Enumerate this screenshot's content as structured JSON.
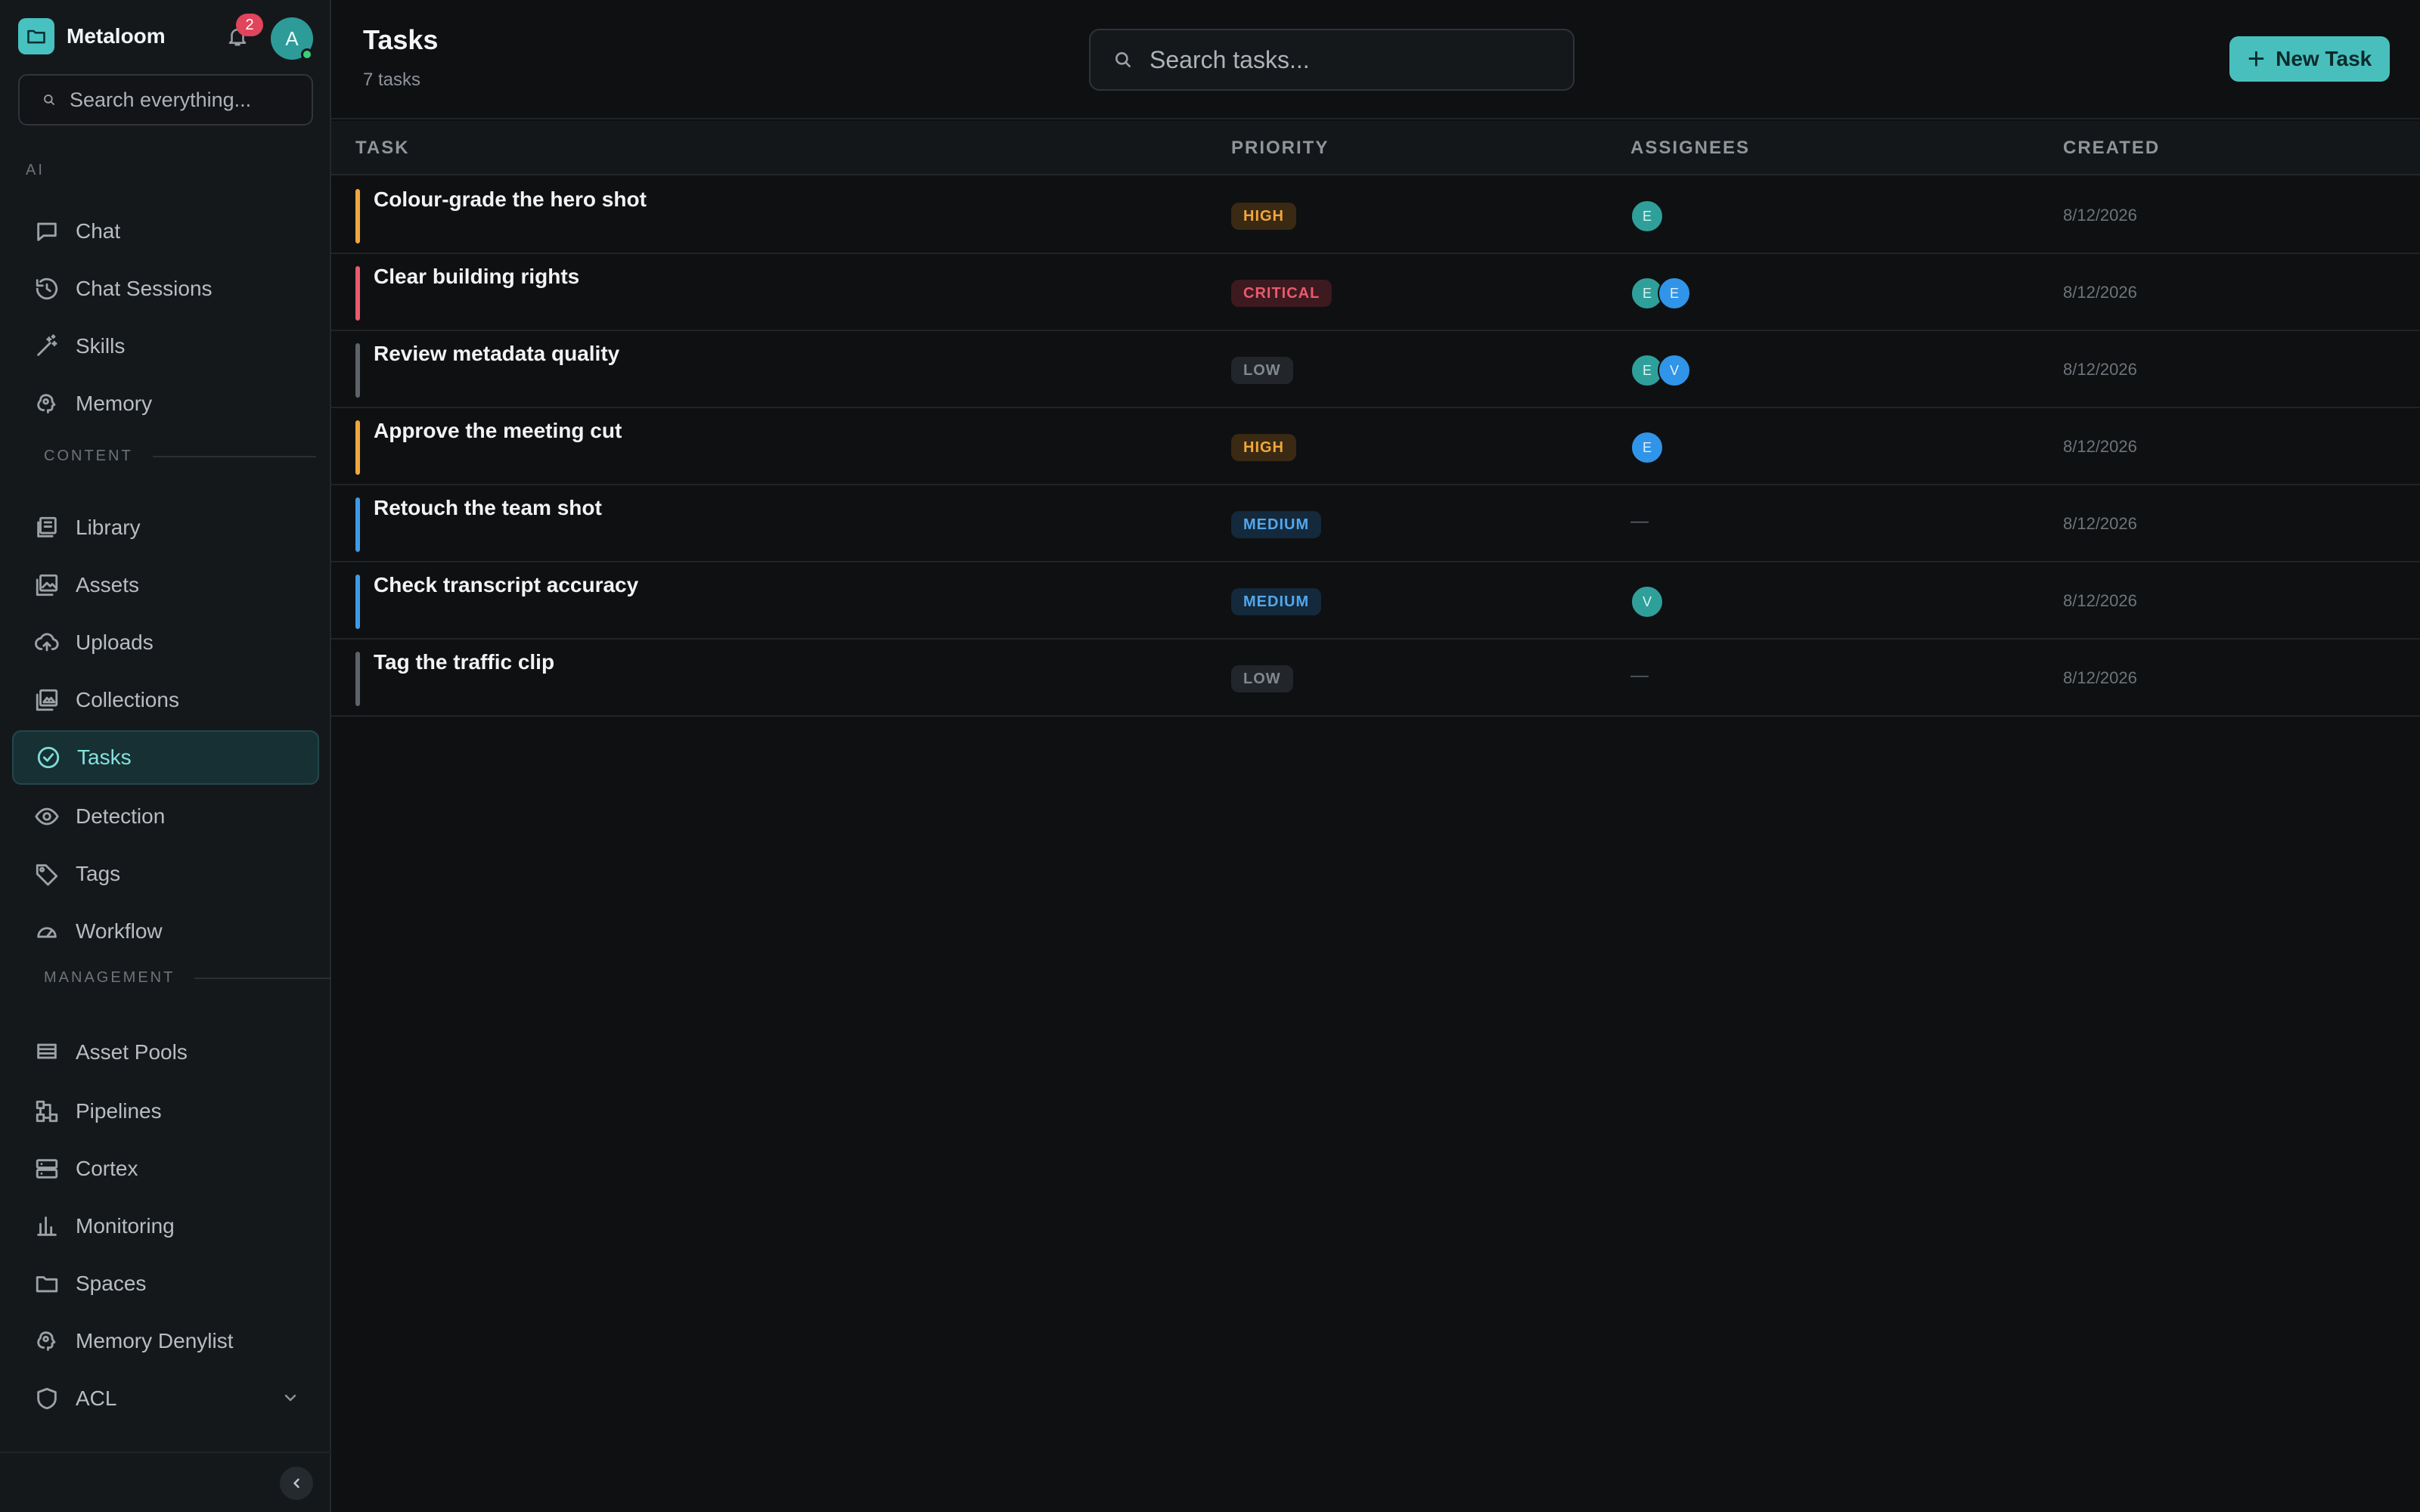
{
  "app": {
    "name": "Metaloom",
    "notification_count": "2",
    "user_initial": "A"
  },
  "global_search": {
    "placeholder": "Search everything..."
  },
  "sidebar": {
    "sections": [
      {
        "label": "AI",
        "items": [
          {
            "label": "Chat",
            "icon": "chat-icon"
          },
          {
            "label": "Chat Sessions",
            "icon": "history-icon"
          },
          {
            "label": "Skills",
            "icon": "magic-wand-icon"
          },
          {
            "label": "Memory",
            "icon": "brain-icon"
          }
        ]
      },
      {
        "label": "CONTENT",
        "items": [
          {
            "label": "Library",
            "icon": "library-icon"
          },
          {
            "label": "Assets",
            "icon": "image-stack-icon"
          },
          {
            "label": "Uploads",
            "icon": "cloud-upload-icon"
          },
          {
            "label": "Collections",
            "icon": "collections-icon"
          },
          {
            "label": "Tasks",
            "icon": "check-circle-icon",
            "active": true
          },
          {
            "label": "Detection",
            "icon": "eye-icon"
          },
          {
            "label": "Tags",
            "icon": "tag-icon"
          },
          {
            "label": "Workflow",
            "icon": "gauge-icon"
          }
        ]
      },
      {
        "label": "MANAGEMENT",
        "items": [
          {
            "label": "Asset Pools",
            "icon": "pools-icon"
          },
          {
            "label": "Pipelines",
            "icon": "pipeline-icon"
          },
          {
            "label": "Cortex",
            "icon": "server-icon"
          },
          {
            "label": "Monitoring",
            "icon": "bar-chart-icon"
          },
          {
            "label": "Spaces",
            "icon": "folder-icon"
          },
          {
            "label": "Memory Denylist",
            "icon": "brain-icon"
          },
          {
            "label": "ACL",
            "icon": "shield-icon"
          }
        ]
      }
    ]
  },
  "page": {
    "title": "Tasks",
    "count_label": "7 tasks"
  },
  "task_search": {
    "placeholder": "Search tasks..."
  },
  "new_task_button": {
    "label": "New Task"
  },
  "table": {
    "columns": {
      "task": "TASK",
      "priority": "PRIORITY",
      "assignees": "ASSIGNEES",
      "created": "CREATED"
    },
    "empty_assignee": "—",
    "rows": [
      {
        "title": "Colour-grade the hero shot",
        "priority": "HIGH",
        "assignees": [
          "E"
        ],
        "created": "8/12/2026"
      },
      {
        "title": "Clear building rights",
        "priority": "CRITICAL",
        "assignees": [
          "E",
          "E"
        ],
        "created": "8/12/2026"
      },
      {
        "title": "Review metadata quality",
        "priority": "LOW",
        "assignees": [
          "E",
          "V"
        ],
        "created": "8/12/2026"
      },
      {
        "title": "Approve the meeting cut",
        "priority": "HIGH",
        "assignees": [
          "E"
        ],
        "created": "8/12/2026"
      },
      {
        "title": "Retouch the team shot",
        "priority": "MEDIUM",
        "assignees": [],
        "created": "8/12/2026"
      },
      {
        "title": "Check transcript accuracy",
        "priority": "MEDIUM",
        "assignees": [
          "V"
        ],
        "created": "8/12/2026"
      },
      {
        "title": "Tag the traffic clip",
        "priority": "LOW",
        "assignees": [],
        "created": "8/12/2026"
      }
    ]
  },
  "colors": {
    "accent": "#48bfbd",
    "high": "#f0a63e",
    "critical": "#e85a6e",
    "low": "#5c636a",
    "medium": "#3f9ae8"
  }
}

→ Problem statement
Leave the pictures out and output the rest of the listing exactly.

→ Solved exercise
Enumerate this screenshot's content as structured JSON.
{
  "app": {
    "name": "Metaloom",
    "notification_count": "2",
    "user_initial": "A"
  },
  "global_search": {
    "placeholder": "Search everything..."
  },
  "sidebar": {
    "sections": [
      {
        "label": "AI",
        "items": [
          {
            "label": "Chat",
            "icon": "chat-icon"
          },
          {
            "label": "Chat Sessions",
            "icon": "history-icon"
          },
          {
            "label": "Skills",
            "icon": "magic-wand-icon"
          },
          {
            "label": "Memory",
            "icon": "brain-icon"
          }
        ]
      },
      {
        "label": "CONTENT",
        "items": [
          {
            "label": "Library",
            "icon": "library-icon"
          },
          {
            "label": "Assets",
            "icon": "image-stack-icon"
          },
          {
            "label": "Uploads",
            "icon": "cloud-upload-icon"
          },
          {
            "label": "Collections",
            "icon": "collections-icon"
          },
          {
            "label": "Tasks",
            "icon": "check-circle-icon",
            "active": true
          },
          {
            "label": "Detection",
            "icon": "eye-icon"
          },
          {
            "label": "Tags",
            "icon": "tag-icon"
          },
          {
            "label": "Workflow",
            "icon": "gauge-icon"
          }
        ]
      },
      {
        "label": "MANAGEMENT",
        "items": [
          {
            "label": "Asset Pools",
            "icon": "pools-icon"
          },
          {
            "label": "Pipelines",
            "icon": "pipeline-icon"
          },
          {
            "label": "Cortex",
            "icon": "server-icon"
          },
          {
            "label": "Monitoring",
            "icon": "bar-chart-icon"
          },
          {
            "label": "Spaces",
            "icon": "folder-icon"
          },
          {
            "label": "Memory Denylist",
            "icon": "brain-icon"
          },
          {
            "label": "ACL",
            "icon": "shield-icon"
          }
        ]
      }
    ]
  },
  "page": {
    "title": "Tasks",
    "count_label": "7 tasks"
  },
  "task_search": {
    "placeholder": "Search tasks..."
  },
  "new_task_button": {
    "label": "New Task"
  },
  "table": {
    "columns": {
      "task": "TASK",
      "priority": "PRIORITY",
      "assignees": "ASSIGNEES",
      "created": "CREATED"
    },
    "empty_assignee": "—",
    "rows": [
      {
        "title": "Colour-grade the hero shot",
        "priority": "HIGH",
        "assignees": [
          "E"
        ],
        "created": "8/12/2026"
      },
      {
        "title": "Clear building rights",
        "priority": "CRITICAL",
        "assignees": [
          "E",
          "E"
        ],
        "created": "8/12/2026"
      },
      {
        "title": "Review metadata quality",
        "priority": "LOW",
        "assignees": [
          "E",
          "V"
        ],
        "created": "8/12/2026"
      },
      {
        "title": "Approve the meeting cut",
        "priority": "HIGH",
        "assignees": [
          "E"
        ],
        "created": "8/12/2026"
      },
      {
        "title": "Retouch the team shot",
        "priority": "MEDIUM",
        "assignees": [],
        "created": "8/12/2026"
      },
      {
        "title": "Check transcript accuracy",
        "priority": "MEDIUM",
        "assignees": [
          "V"
        ],
        "created": "8/12/2026"
      },
      {
        "title": "Tag the traffic clip",
        "priority": "LOW",
        "assignees": [],
        "created": "8/12/2026"
      }
    ]
  },
  "colors": {
    "accent": "#48bfbd",
    "high": "#f0a63e",
    "critical": "#e85a6e",
    "low": "#5c636a",
    "medium": "#3f9ae8"
  }
}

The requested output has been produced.